**What you should do**
Repeat the listing in full. Nothing may be added or left out.

## BEGIN Recorded information

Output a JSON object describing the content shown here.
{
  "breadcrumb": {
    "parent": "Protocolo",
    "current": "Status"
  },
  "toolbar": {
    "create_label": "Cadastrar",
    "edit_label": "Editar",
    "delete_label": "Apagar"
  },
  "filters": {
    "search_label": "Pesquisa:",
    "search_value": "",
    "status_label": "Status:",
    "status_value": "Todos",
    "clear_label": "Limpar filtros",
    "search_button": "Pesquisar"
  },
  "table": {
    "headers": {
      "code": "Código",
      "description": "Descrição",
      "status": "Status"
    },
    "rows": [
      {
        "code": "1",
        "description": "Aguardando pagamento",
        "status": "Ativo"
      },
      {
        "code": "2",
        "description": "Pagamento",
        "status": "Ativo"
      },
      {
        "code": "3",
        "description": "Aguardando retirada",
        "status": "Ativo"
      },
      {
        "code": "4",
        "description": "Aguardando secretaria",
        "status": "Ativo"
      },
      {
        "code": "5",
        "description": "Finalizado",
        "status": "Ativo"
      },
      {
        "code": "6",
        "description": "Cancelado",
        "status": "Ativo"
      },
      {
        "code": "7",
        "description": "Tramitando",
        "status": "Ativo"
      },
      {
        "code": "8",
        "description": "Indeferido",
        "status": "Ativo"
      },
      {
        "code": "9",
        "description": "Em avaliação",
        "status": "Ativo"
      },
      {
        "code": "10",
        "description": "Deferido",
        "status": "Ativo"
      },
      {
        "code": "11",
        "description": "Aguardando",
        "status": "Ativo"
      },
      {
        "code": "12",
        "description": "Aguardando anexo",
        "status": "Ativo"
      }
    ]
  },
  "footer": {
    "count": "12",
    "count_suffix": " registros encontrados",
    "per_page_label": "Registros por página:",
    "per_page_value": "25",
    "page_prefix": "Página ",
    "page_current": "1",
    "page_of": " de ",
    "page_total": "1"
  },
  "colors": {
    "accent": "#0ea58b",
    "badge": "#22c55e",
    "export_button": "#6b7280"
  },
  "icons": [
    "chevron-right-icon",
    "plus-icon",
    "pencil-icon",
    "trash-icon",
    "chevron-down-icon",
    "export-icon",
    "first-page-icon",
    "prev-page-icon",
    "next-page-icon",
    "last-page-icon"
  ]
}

## END Recorded information

**Reply**
Output a JSON object describing the content shown here.
{
  "breadcrumb": {
    "parent": "Protocolo",
    "current": "Status"
  },
  "toolbar": {
    "create_label": "Cadastrar",
    "edit_label": "Editar",
    "delete_label": "Apagar"
  },
  "filters": {
    "search_label": "Pesquisa:",
    "search_value": "",
    "status_label": "Status:",
    "status_value": "Todos",
    "clear_label": "Limpar filtros",
    "search_button": "Pesquisar"
  },
  "table": {
    "headers": {
      "code": "Código",
      "description": "Descrição",
      "status": "Status"
    },
    "rows": [
      {
        "code": "1",
        "description": "Aguardando pagamento",
        "status": "Ativo"
      },
      {
        "code": "2",
        "description": "Pagamento",
        "status": "Ativo"
      },
      {
        "code": "3",
        "description": "Aguardando retirada",
        "status": "Ativo"
      },
      {
        "code": "4",
        "description": "Aguardando secretaria",
        "status": "Ativo"
      },
      {
        "code": "5",
        "description": "Finalizado",
        "status": "Ativo"
      },
      {
        "code": "6",
        "description": "Cancelado",
        "status": "Ativo"
      },
      {
        "code": "7",
        "description": "Tramitando",
        "status": "Ativo"
      },
      {
        "code": "8",
        "description": "Indeferido",
        "status": "Ativo"
      },
      {
        "code": "9",
        "description": "Em avaliação",
        "status": "Ativo"
      },
      {
        "code": "10",
        "description": "Deferido",
        "status": "Ativo"
      },
      {
        "code": "11",
        "description": "Aguardando",
        "status": "Ativo"
      },
      {
        "code": "12",
        "description": "Aguardando anexo",
        "status": "Ativo"
      }
    ]
  },
  "footer": {
    "count": "12",
    "count_suffix": " registros encontrados",
    "per_page_label": "Registros por página:",
    "per_page_value": "25",
    "page_prefix": "Página ",
    "page_current": "1",
    "page_of": " de ",
    "page_total": "1"
  },
  "colors": {
    "accent": "#0ea58b",
    "badge": "#22c55e",
    "export_button": "#6b7280"
  },
  "icons": [
    "chevron-right-icon",
    "plus-icon",
    "pencil-icon",
    "trash-icon",
    "chevron-down-icon",
    "export-icon",
    "first-page-icon",
    "prev-page-icon",
    "next-page-icon",
    "last-page-icon"
  ]
}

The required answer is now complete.